TASK INSTRUCTIONS: Show every line of the records below that contains the word "Illustrated".

DATA SHOWN:
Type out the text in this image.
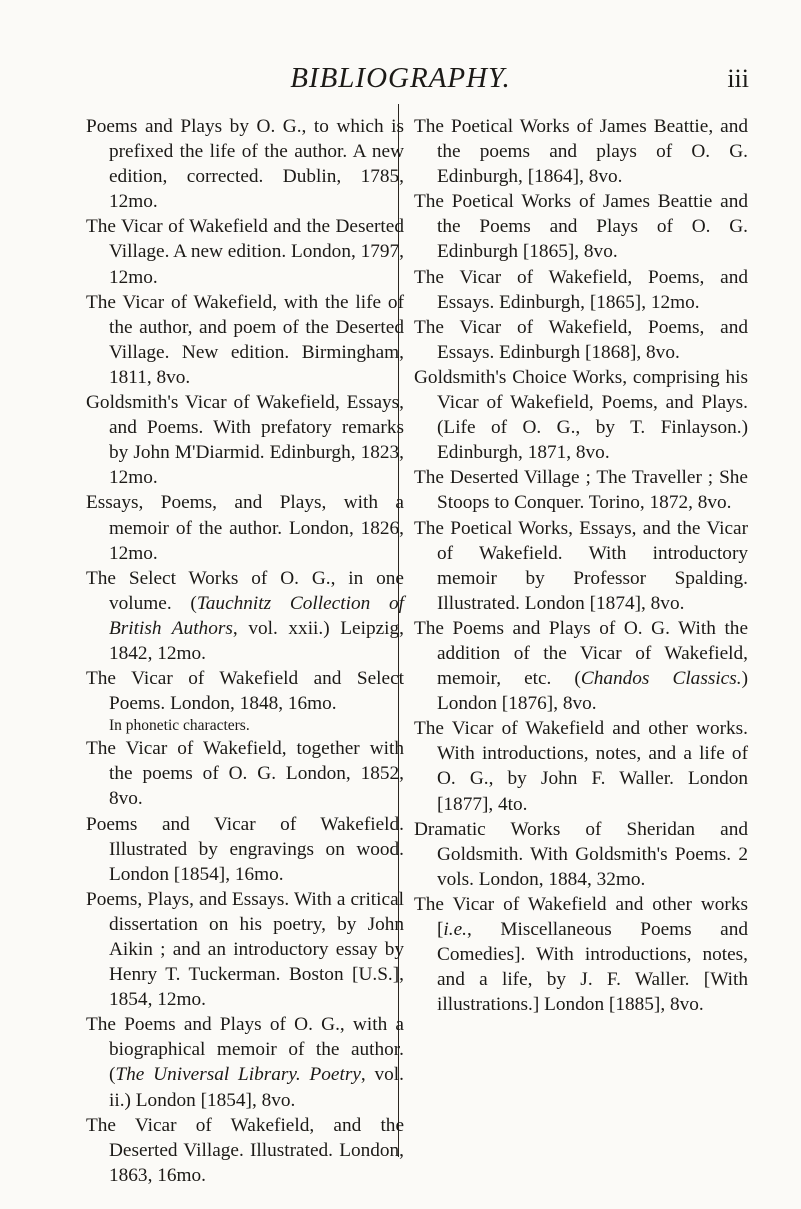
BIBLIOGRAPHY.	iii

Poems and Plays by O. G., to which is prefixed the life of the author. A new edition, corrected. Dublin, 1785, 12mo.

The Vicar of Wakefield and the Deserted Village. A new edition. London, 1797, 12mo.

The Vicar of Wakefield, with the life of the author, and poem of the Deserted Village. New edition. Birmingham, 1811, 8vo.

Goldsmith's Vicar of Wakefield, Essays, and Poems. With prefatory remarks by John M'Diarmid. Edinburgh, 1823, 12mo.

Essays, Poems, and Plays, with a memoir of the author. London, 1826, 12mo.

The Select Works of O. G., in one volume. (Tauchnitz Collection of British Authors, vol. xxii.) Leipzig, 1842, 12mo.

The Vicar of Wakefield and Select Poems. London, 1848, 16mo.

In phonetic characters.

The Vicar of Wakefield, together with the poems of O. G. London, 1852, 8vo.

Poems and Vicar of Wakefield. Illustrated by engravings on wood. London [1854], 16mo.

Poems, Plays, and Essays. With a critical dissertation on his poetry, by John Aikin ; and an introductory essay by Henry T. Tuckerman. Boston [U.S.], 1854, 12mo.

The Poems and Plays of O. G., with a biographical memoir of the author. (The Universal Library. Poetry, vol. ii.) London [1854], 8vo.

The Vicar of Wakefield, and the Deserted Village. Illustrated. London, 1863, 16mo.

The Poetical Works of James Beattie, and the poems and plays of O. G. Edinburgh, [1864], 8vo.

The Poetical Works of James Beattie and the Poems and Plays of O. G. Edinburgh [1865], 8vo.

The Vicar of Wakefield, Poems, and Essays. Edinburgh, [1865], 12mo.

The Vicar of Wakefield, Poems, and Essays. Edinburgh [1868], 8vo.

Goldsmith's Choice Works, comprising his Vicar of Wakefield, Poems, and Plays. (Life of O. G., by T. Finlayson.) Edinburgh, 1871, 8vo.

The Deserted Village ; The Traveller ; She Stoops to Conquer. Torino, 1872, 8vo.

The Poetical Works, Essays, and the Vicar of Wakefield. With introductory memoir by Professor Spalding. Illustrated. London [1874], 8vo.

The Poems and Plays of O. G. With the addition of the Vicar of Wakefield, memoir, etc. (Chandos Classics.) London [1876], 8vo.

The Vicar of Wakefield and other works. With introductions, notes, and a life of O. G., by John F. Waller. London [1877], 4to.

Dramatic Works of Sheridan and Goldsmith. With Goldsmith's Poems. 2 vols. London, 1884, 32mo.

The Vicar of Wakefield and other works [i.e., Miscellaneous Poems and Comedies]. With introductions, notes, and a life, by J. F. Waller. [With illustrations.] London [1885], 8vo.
---
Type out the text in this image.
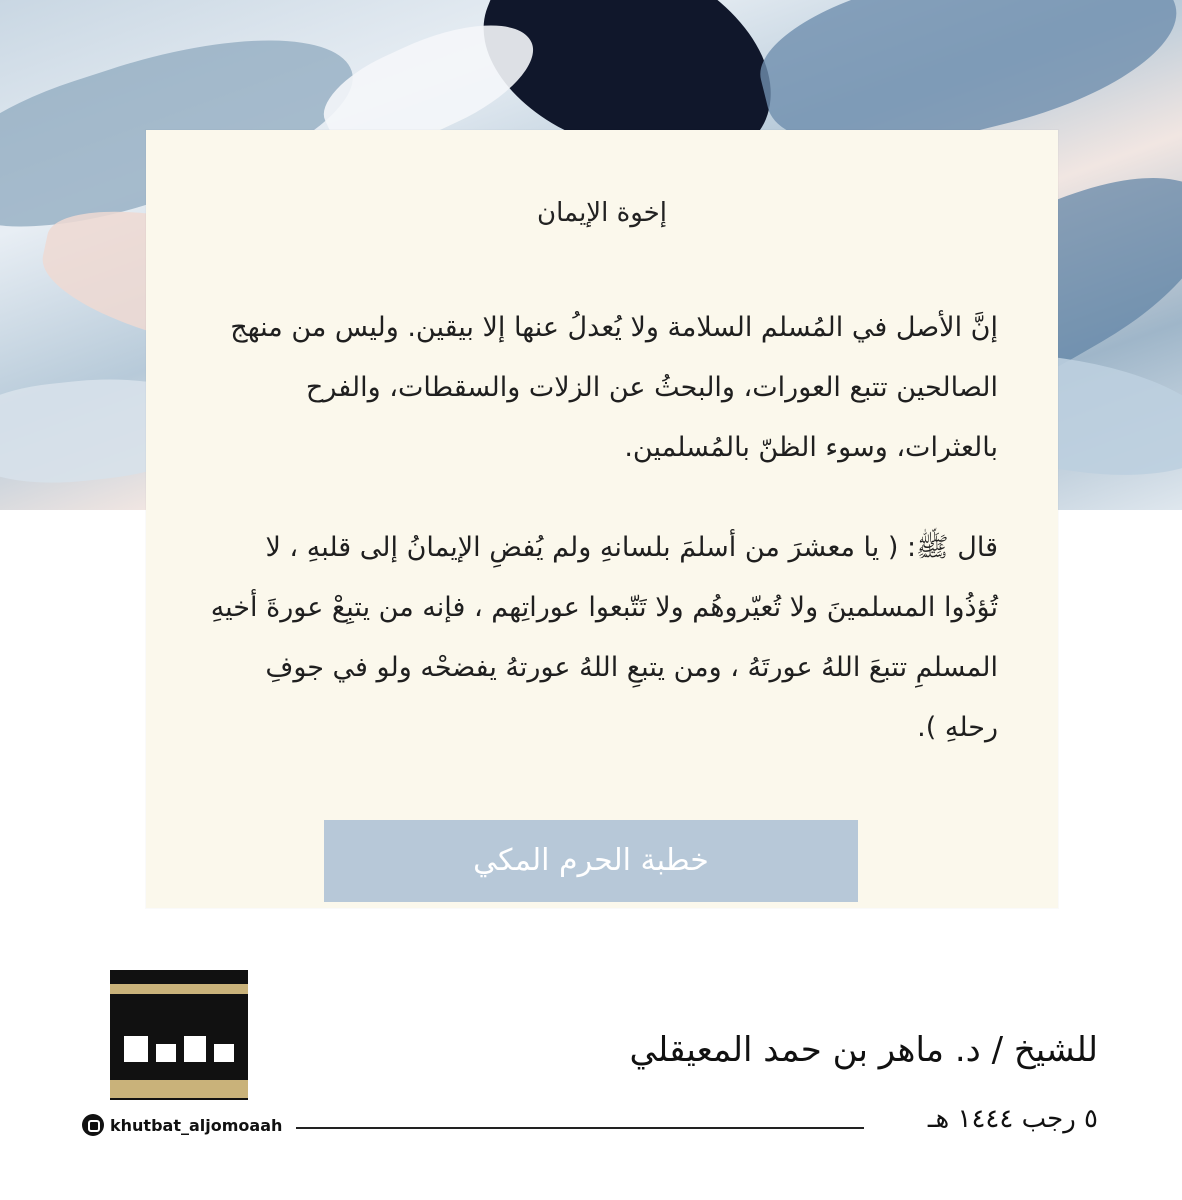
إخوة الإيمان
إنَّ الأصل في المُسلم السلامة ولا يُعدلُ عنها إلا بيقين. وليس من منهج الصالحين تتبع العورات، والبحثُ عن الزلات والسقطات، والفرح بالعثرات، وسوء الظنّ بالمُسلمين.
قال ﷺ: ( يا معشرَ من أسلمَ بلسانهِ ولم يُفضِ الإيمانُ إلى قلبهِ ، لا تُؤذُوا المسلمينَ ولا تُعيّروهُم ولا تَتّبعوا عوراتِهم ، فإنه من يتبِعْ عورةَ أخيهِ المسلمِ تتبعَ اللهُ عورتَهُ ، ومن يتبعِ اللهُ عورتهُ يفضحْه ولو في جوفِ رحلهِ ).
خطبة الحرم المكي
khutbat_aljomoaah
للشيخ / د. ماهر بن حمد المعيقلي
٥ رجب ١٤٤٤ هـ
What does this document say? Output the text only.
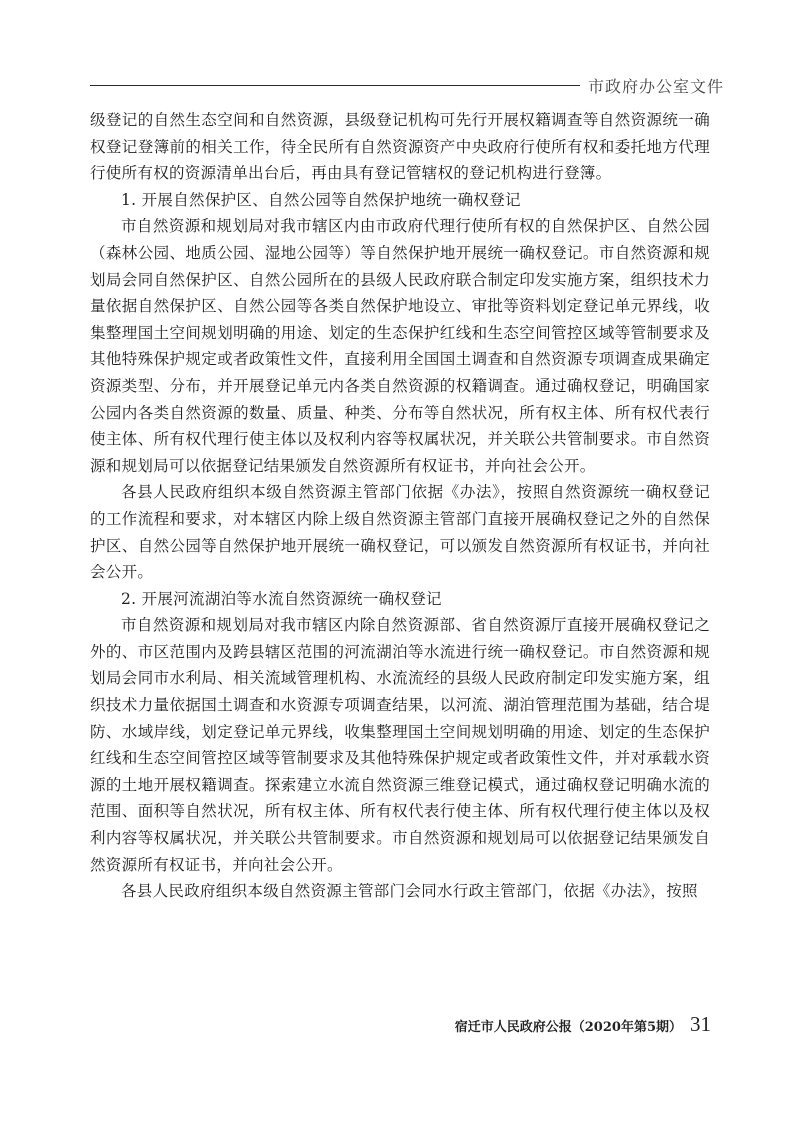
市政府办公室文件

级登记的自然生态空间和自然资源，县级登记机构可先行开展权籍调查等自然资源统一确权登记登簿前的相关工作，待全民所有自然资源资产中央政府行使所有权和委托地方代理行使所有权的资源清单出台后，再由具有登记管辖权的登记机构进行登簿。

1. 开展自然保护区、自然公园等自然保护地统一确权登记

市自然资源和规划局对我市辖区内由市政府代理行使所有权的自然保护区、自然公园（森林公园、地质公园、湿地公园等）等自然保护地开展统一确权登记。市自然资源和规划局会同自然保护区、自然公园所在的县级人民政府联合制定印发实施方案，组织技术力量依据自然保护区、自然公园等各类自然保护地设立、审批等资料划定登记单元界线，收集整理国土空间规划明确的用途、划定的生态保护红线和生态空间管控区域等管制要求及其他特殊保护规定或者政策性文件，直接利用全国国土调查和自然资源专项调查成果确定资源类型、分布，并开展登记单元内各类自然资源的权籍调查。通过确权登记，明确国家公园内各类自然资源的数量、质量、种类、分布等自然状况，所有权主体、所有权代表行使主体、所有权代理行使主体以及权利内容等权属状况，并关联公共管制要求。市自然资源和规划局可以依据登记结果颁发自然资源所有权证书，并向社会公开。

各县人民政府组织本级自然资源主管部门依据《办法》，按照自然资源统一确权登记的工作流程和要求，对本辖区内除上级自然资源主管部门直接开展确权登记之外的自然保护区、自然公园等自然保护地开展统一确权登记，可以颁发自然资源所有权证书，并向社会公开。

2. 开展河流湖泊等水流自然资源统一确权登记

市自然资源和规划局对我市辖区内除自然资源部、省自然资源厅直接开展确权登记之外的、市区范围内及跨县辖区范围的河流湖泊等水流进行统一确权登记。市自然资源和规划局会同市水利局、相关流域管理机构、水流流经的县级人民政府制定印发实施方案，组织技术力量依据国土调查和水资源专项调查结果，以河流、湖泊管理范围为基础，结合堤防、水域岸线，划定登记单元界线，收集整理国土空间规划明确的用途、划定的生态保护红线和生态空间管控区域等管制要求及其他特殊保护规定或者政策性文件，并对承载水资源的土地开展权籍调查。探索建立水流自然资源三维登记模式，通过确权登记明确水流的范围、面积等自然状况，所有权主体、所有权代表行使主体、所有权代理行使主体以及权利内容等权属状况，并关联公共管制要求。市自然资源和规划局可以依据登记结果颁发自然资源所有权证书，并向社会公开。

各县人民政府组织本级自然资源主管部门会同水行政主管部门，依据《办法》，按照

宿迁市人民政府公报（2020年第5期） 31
* * *
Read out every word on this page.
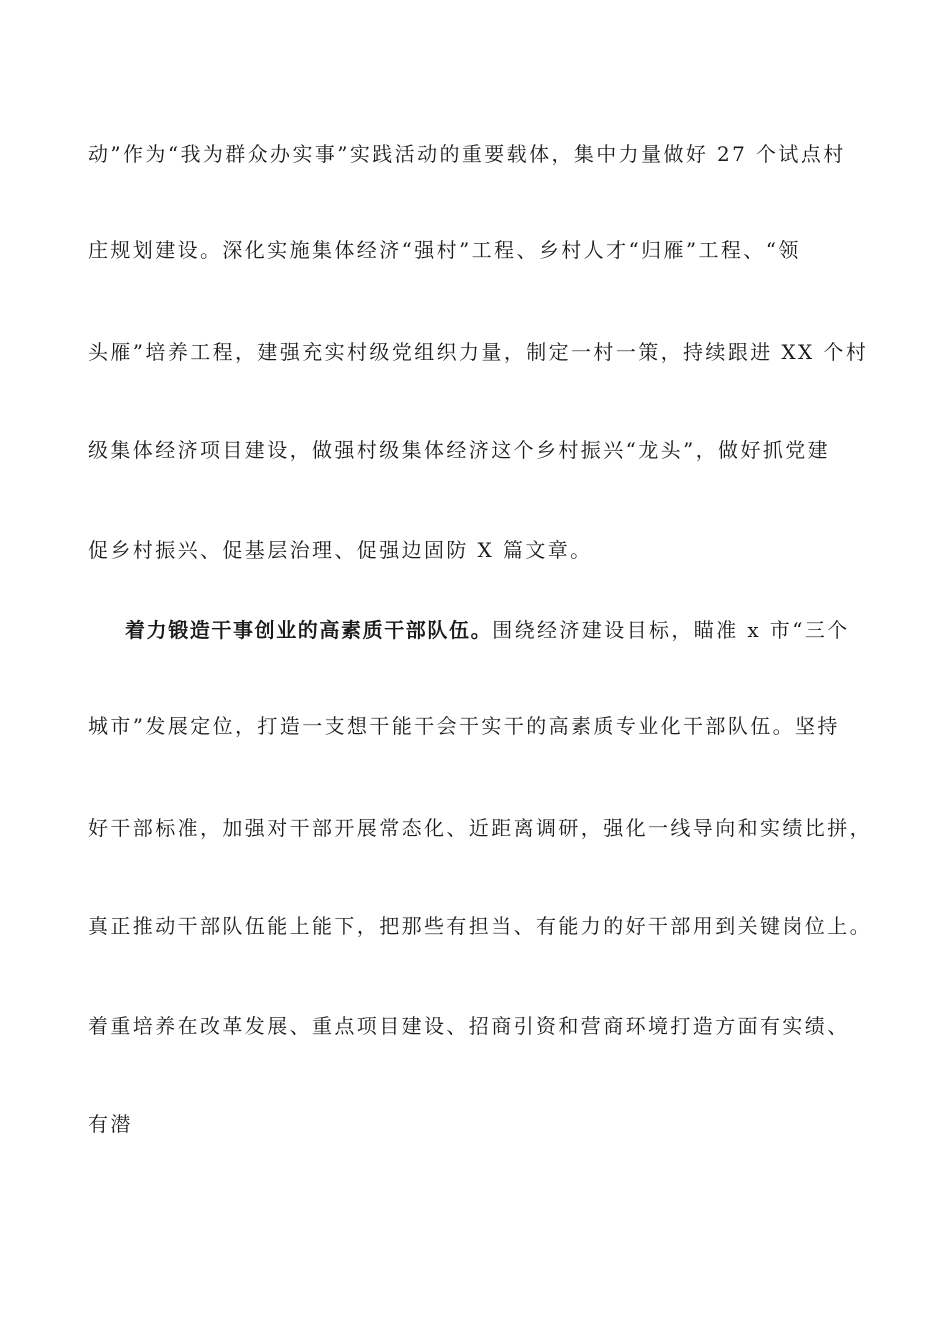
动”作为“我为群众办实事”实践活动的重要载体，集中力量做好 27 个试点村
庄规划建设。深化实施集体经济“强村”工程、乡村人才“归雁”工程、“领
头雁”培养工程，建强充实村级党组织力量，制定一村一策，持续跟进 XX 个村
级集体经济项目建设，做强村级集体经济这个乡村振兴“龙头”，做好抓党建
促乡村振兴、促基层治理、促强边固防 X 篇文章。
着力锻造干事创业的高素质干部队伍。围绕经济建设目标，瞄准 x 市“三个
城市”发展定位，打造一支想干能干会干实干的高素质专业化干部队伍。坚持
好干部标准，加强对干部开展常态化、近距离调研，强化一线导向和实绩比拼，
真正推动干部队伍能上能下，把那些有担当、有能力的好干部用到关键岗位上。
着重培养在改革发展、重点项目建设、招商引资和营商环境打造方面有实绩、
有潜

RESPONSE TO THE TASK:
Poems and Vicar of Wakefield. Illustrated by engravings on wood. London [1854], 16mo.
The Vicar of Wakefield, and the Deserted Village. Illustrated. London, 1863, 16mo.
The Poetical Works, Essays, and the Vicar of Wakefield. With introductory memoir by Professor Spalding. Illustrated. London [1874], 8vo.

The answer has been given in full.